-- begin --

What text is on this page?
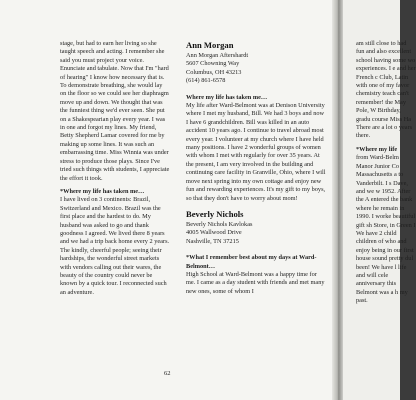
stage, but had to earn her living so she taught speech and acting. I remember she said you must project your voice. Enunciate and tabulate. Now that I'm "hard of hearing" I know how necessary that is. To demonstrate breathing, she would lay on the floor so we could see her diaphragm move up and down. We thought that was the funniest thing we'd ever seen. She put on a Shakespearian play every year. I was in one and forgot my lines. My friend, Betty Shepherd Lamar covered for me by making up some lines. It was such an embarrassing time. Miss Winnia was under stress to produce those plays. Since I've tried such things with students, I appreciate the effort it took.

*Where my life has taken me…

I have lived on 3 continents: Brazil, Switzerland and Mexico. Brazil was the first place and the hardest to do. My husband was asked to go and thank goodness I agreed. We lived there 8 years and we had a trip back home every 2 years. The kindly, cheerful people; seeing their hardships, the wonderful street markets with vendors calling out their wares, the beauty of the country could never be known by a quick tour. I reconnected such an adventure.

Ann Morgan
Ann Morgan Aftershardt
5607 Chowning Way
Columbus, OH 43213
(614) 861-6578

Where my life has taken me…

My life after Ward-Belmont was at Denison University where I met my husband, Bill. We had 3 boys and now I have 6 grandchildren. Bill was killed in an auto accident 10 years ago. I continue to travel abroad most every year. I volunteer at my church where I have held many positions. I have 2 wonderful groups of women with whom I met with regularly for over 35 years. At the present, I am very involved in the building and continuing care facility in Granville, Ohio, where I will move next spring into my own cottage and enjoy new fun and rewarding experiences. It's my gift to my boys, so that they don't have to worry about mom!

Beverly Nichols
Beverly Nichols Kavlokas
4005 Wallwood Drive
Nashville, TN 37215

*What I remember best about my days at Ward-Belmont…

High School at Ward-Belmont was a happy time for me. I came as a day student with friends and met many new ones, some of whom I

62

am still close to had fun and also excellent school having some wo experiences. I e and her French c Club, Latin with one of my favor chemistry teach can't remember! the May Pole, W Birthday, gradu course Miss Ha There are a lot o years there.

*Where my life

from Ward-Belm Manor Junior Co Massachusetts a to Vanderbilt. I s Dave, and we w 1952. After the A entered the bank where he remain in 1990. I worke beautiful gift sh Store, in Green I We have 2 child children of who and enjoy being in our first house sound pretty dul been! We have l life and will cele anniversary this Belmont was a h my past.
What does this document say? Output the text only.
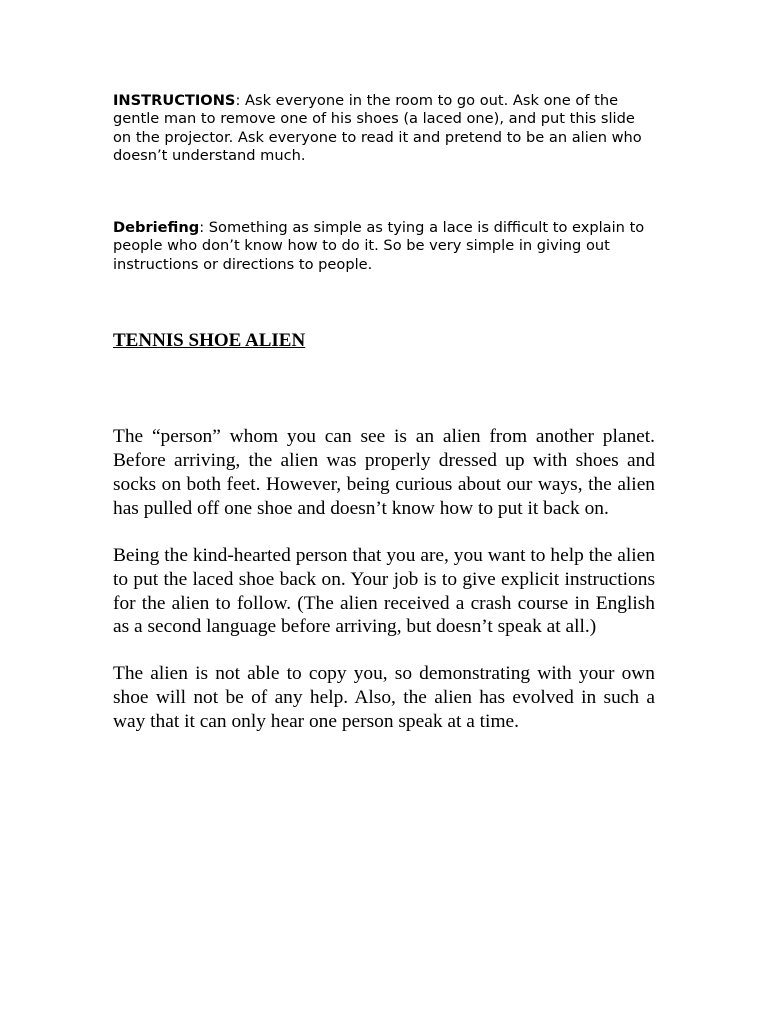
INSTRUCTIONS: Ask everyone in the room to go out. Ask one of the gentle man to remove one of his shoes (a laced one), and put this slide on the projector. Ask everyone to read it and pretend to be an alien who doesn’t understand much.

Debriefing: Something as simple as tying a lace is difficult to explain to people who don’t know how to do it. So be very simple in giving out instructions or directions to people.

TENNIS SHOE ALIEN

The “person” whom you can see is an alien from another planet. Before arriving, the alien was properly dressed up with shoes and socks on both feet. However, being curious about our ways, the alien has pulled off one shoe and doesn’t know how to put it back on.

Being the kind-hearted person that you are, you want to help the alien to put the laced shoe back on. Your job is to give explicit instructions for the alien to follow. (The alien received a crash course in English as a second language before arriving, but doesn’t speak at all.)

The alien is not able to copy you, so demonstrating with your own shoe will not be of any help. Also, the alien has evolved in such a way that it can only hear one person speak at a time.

-- end --

What you need to do: Copy verbatim the span that begins at the line containing "What does this" and ends at the last line of the material, inclusive of both; exclude pictures.

Problem solution:
What does this document say? Output the text only.
INSTRUCTIONS: Ask everyone in the room to go out. Ask one of the gentle man to remove one of his shoes (a laced one), and put this slide on the projector. Ask everyone to read it and pretend to be an alien who doesn’t understand much.

Debriefing: Something as simple as tying a lace is difficult to explain to people who don’t know how to do it. So be very simple in giving out instructions or directions to people.

TENNIS SHOE ALIEN

The “person” whom you can see is an alien from another planet. Before arriving, the alien was properly dressed up with shoes and socks on both feet. However, being curious about our ways, the alien has pulled off one shoe and doesn’t know how to put it back on.

Being the kind-hearted person that you are, you want to help the alien to put the laced shoe back on. Your job is to give explicit instructions for the alien to follow. (The alien received a crash course in English as a second language before arriving, but doesn’t speak at all.)

The alien is not able to copy you, so demonstrating with your own shoe will not be of any help. Also, the alien has evolved in such a way that it can only hear one person speak at a time.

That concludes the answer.